▶ _The exercise_: Go through the listing and return every line with "SRMTID" in it.

--

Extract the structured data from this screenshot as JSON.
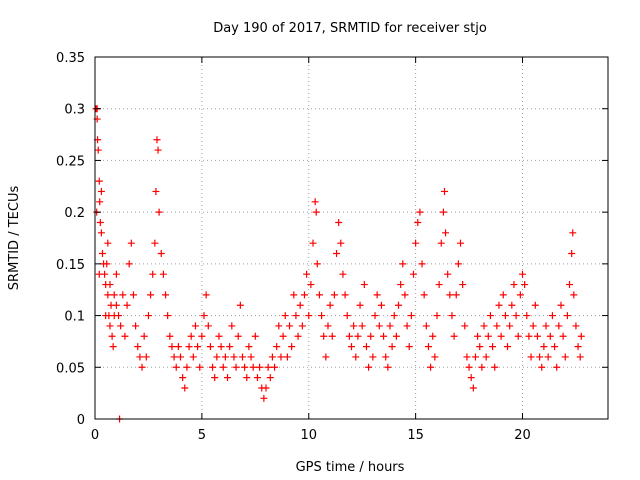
{
  "chart_data": {
    "type": "scatter",
    "title": "Day 190 of 2017, SRMTID for receiver stjo",
    "xlabel": "GPS time / hours",
    "ylabel": "SRMTID / TECUs",
    "xlim": [
      0,
      24
    ],
    "ylim": [
      0,
      0.35
    ],
    "x_ticks": [
      0,
      5,
      10,
      15,
      20
    ],
    "x_tick_labels": [
      "0",
      "5",
      "10",
      "15",
      "20"
    ],
    "y_ticks": [
      0,
      0.05,
      0.1,
      0.15,
      0.2,
      0.25,
      0.3,
      0.35
    ],
    "y_tick_labels": [
      "0",
      "0.05",
      "0.1",
      "0.15",
      "0.2",
      "0.25",
      "0.3",
      "0.35"
    ],
    "grid": "dotted",
    "marker": "plus",
    "marker_color": "#ff0000",
    "series": [
      {
        "points": [
          [
            0.05,
            0.3
          ],
          [
            0.1,
            0.29
          ],
          [
            0.12,
            0.27
          ],
          [
            0.15,
            0.26
          ],
          [
            0.2,
            0.23
          ],
          [
            0.22,
            0.21
          ],
          [
            0.25,
            0.19
          ],
          [
            0.3,
            0.18
          ],
          [
            0.35,
            0.16
          ],
          [
            0.4,
            0.15
          ],
          [
            0.45,
            0.14
          ],
          [
            0.5,
            0.13
          ],
          [
            0.55,
            0.15
          ],
          [
            0.6,
            0.12
          ],
          [
            0.65,
            0.1
          ],
          [
            0.7,
            0.09
          ],
          [
            0.75,
            0.11
          ],
          [
            0.8,
            0.08
          ],
          [
            0.85,
            0.07
          ],
          [
            0.9,
            0.1
          ],
          [
            0.1,
            0.3
          ],
          [
            0.08,
            0.2
          ],
          [
            0.3,
            0.22
          ],
          [
            0.2,
            0.14
          ],
          [
            0.5,
            0.1
          ],
          [
            0.6,
            0.17
          ],
          [
            0.7,
            0.13
          ],
          [
            0.9,
            0.12
          ],
          [
            1.0,
            0.11
          ],
          [
            1.1,
            0.1
          ],
          [
            1.0,
            0.14
          ],
          [
            1.2,
            0.09
          ],
          [
            1.3,
            0.12
          ],
          [
            1.4,
            0.08
          ],
          [
            1.5,
            0.11
          ],
          [
            1.6,
            0.15
          ],
          [
            1.7,
            0.17
          ],
          [
            1.8,
            0.12
          ],
          [
            1.9,
            0.09
          ],
          [
            2.0,
            0.07
          ],
          [
            2.1,
            0.06
          ],
          [
            2.2,
            0.05
          ],
          [
            2.3,
            0.08
          ],
          [
            2.4,
            0.06
          ],
          [
            2.5,
            0.1
          ],
          [
            2.6,
            0.12
          ],
          [
            2.7,
            0.14
          ],
          [
            2.8,
            0.17
          ],
          [
            2.85,
            0.22
          ],
          [
            2.9,
            0.27
          ],
          [
            2.95,
            0.26
          ],
          [
            3.0,
            0.2
          ],
          [
            3.1,
            0.16
          ],
          [
            3.2,
            0.14
          ],
          [
            3.3,
            0.12
          ],
          [
            3.4,
            0.1
          ],
          [
            3.5,
            0.08
          ],
          [
            3.6,
            0.07
          ],
          [
            3.7,
            0.06
          ],
          [
            3.8,
            0.05
          ],
          [
            3.9,
            0.07
          ],
          [
            4.0,
            0.06
          ],
          [
            4.1,
            0.04
          ],
          [
            4.2,
            0.03
          ],
          [
            4.3,
            0.05
          ],
          [
            4.4,
            0.07
          ],
          [
            4.5,
            0.08
          ],
          [
            4.6,
            0.06
          ],
          [
            4.7,
            0.09
          ],
          [
            4.8,
            0.07
          ],
          [
            4.9,
            0.05
          ],
          [
            5.0,
            0.08
          ],
          [
            5.1,
            0.1
          ],
          [
            5.2,
            0.12
          ],
          [
            5.3,
            0.09
          ],
          [
            5.4,
            0.07
          ],
          [
            5.5,
            0.05
          ],
          [
            5.6,
            0.04
          ],
          [
            5.7,
            0.06
          ],
          [
            5.8,
            0.08
          ],
          [
            5.9,
            0.07
          ],
          [
            6.0,
            0.05
          ],
          [
            6.1,
            0.06
          ],
          [
            6.2,
            0.04
          ],
          [
            6.3,
            0.07
          ],
          [
            6.4,
            0.09
          ],
          [
            6.5,
            0.06
          ],
          [
            6.6,
            0.05
          ],
          [
            6.7,
            0.08
          ],
          [
            6.8,
            0.11
          ],
          [
            6.9,
            0.06
          ],
          [
            7.0,
            0.05
          ],
          [
            7.1,
            0.04
          ],
          [
            7.2,
            0.07
          ],
          [
            7.3,
            0.06
          ],
          [
            7.4,
            0.05
          ],
          [
            7.5,
            0.08
          ],
          [
            7.6,
            0.04
          ],
          [
            7.7,
            0.05
          ],
          [
            7.8,
            0.03
          ],
          [
            7.9,
            0.02
          ],
          [
            8.0,
            0.03
          ],
          [
            8.1,
            0.05
          ],
          [
            8.2,
            0.04
          ],
          [
            8.3,
            0.06
          ],
          [
            8.4,
            0.05
          ],
          [
            8.5,
            0.07
          ],
          [
            8.6,
            0.09
          ],
          [
            8.7,
            0.06
          ],
          [
            8.8,
            0.08
          ],
          [
            8.9,
            0.1
          ],
          [
            9.0,
            0.06
          ],
          [
            9.1,
            0.09
          ],
          [
            9.2,
            0.07
          ],
          [
            9.3,
            0.12
          ],
          [
            9.4,
            0.1
          ],
          [
            9.5,
            0.08
          ],
          [
            9.6,
            0.11
          ],
          [
            9.7,
            0.09
          ],
          [
            9.8,
            0.12
          ],
          [
            9.9,
            0.14
          ],
          [
            10.0,
            0.1
          ],
          [
            10.1,
            0.13
          ],
          [
            10.2,
            0.17
          ],
          [
            10.3,
            0.21
          ],
          [
            10.35,
            0.2
          ],
          [
            10.4,
            0.15
          ],
          [
            10.5,
            0.12
          ],
          [
            10.6,
            0.1
          ],
          [
            10.7,
            0.08
          ],
          [
            10.8,
            0.06
          ],
          [
            10.9,
            0.09
          ],
          [
            11.0,
            0.11
          ],
          [
            11.1,
            0.08
          ],
          [
            11.2,
            0.12
          ],
          [
            11.3,
            0.16
          ],
          [
            11.4,
            0.19
          ],
          [
            11.5,
            0.17
          ],
          [
            11.6,
            0.14
          ],
          [
            11.7,
            0.12
          ],
          [
            11.8,
            0.1
          ],
          [
            11.9,
            0.08
          ],
          [
            12.0,
            0.07
          ],
          [
            12.1,
            0.09
          ],
          [
            12.2,
            0.06
          ],
          [
            12.3,
            0.08
          ],
          [
            12.4,
            0.11
          ],
          [
            12.5,
            0.09
          ],
          [
            12.6,
            0.13
          ],
          [
            12.7,
            0.07
          ],
          [
            12.8,
            0.05
          ],
          [
            12.9,
            0.08
          ],
          [
            13.0,
            0.06
          ],
          [
            13.1,
            0.1
          ],
          [
            13.2,
            0.12
          ],
          [
            13.3,
            0.09
          ],
          [
            13.4,
            0.11
          ],
          [
            13.5,
            0.08
          ],
          [
            13.6,
            0.06
          ],
          [
            13.7,
            0.05
          ],
          [
            13.8,
            0.09
          ],
          [
            13.9,
            0.07
          ],
          [
            14.0,
            0.1
          ],
          [
            14.1,
            0.08
          ],
          [
            14.2,
            0.11
          ],
          [
            14.3,
            0.13
          ],
          [
            14.4,
            0.15
          ],
          [
            14.5,
            0.12
          ],
          [
            14.6,
            0.09
          ],
          [
            14.7,
            0.07
          ],
          [
            14.8,
            0.1
          ],
          [
            14.9,
            0.14
          ],
          [
            15.0,
            0.17
          ],
          [
            15.1,
            0.19
          ],
          [
            15.2,
            0.2
          ],
          [
            15.3,
            0.15
          ],
          [
            15.4,
            0.12
          ],
          [
            15.5,
            0.09
          ],
          [
            15.6,
            0.07
          ],
          [
            15.7,
            0.05
          ],
          [
            15.8,
            0.08
          ],
          [
            15.9,
            0.06
          ],
          [
            16.0,
            0.1
          ],
          [
            16.1,
            0.13
          ],
          [
            16.2,
            0.17
          ],
          [
            16.3,
            0.2
          ],
          [
            16.35,
            0.22
          ],
          [
            16.4,
            0.18
          ],
          [
            16.5,
            0.14
          ],
          [
            16.6,
            0.12
          ],
          [
            16.7,
            0.1
          ],
          [
            16.8,
            0.08
          ],
          [
            16.9,
            0.12
          ],
          [
            17.0,
            0.15
          ],
          [
            17.1,
            0.17
          ],
          [
            17.2,
            0.13
          ],
          [
            17.3,
            0.09
          ],
          [
            17.4,
            0.06
          ],
          [
            17.5,
            0.05
          ],
          [
            17.6,
            0.04
          ],
          [
            17.7,
            0.03
          ],
          [
            17.8,
            0.06
          ],
          [
            17.9,
            0.08
          ],
          [
            18.0,
            0.07
          ],
          [
            18.1,
            0.05
          ],
          [
            18.2,
            0.09
          ],
          [
            18.3,
            0.06
          ],
          [
            18.4,
            0.08
          ],
          [
            18.5,
            0.1
          ],
          [
            18.6,
            0.07
          ],
          [
            18.7,
            0.05
          ],
          [
            18.8,
            0.09
          ],
          [
            18.9,
            0.11
          ],
          [
            19.0,
            0.08
          ],
          [
            19.1,
            0.12
          ],
          [
            19.2,
            0.1
          ],
          [
            19.3,
            0.07
          ],
          [
            19.4,
            0.09
          ],
          [
            19.5,
            0.11
          ],
          [
            19.6,
            0.13
          ],
          [
            19.7,
            0.1
          ],
          [
            19.8,
            0.08
          ],
          [
            19.9,
            0.12
          ],
          [
            20.0,
            0.14
          ],
          [
            20.1,
            0.13
          ],
          [
            20.2,
            0.1
          ],
          [
            20.3,
            0.08
          ],
          [
            20.4,
            0.06
          ],
          [
            20.5,
            0.09
          ],
          [
            20.6,
            0.11
          ],
          [
            20.7,
            0.08
          ],
          [
            20.8,
            0.06
          ],
          [
            20.9,
            0.05
          ],
          [
            21.0,
            0.07
          ],
          [
            21.1,
            0.09
          ],
          [
            21.2,
            0.06
          ],
          [
            21.3,
            0.08
          ],
          [
            21.4,
            0.1
          ],
          [
            21.5,
            0.07
          ],
          [
            21.6,
            0.05
          ],
          [
            21.7,
            0.09
          ],
          [
            21.8,
            0.11
          ],
          [
            21.9,
            0.08
          ],
          [
            22.0,
            0.06
          ],
          [
            22.1,
            0.1
          ],
          [
            22.2,
            0.13
          ],
          [
            22.3,
            0.16
          ],
          [
            22.35,
            0.18
          ],
          [
            22.4,
            0.12
          ],
          [
            22.5,
            0.09
          ],
          [
            22.6,
            0.07
          ],
          [
            22.7,
            0.06
          ],
          [
            22.75,
            0.08
          ],
          [
            1.15,
            0.0
          ]
        ]
      }
    ]
  }
}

--

▶ _Final answer_:
    "title": "Day 190 of 2017, SRMTID for receiver stjo",
    "ylabel": "SRMTID / TECUs",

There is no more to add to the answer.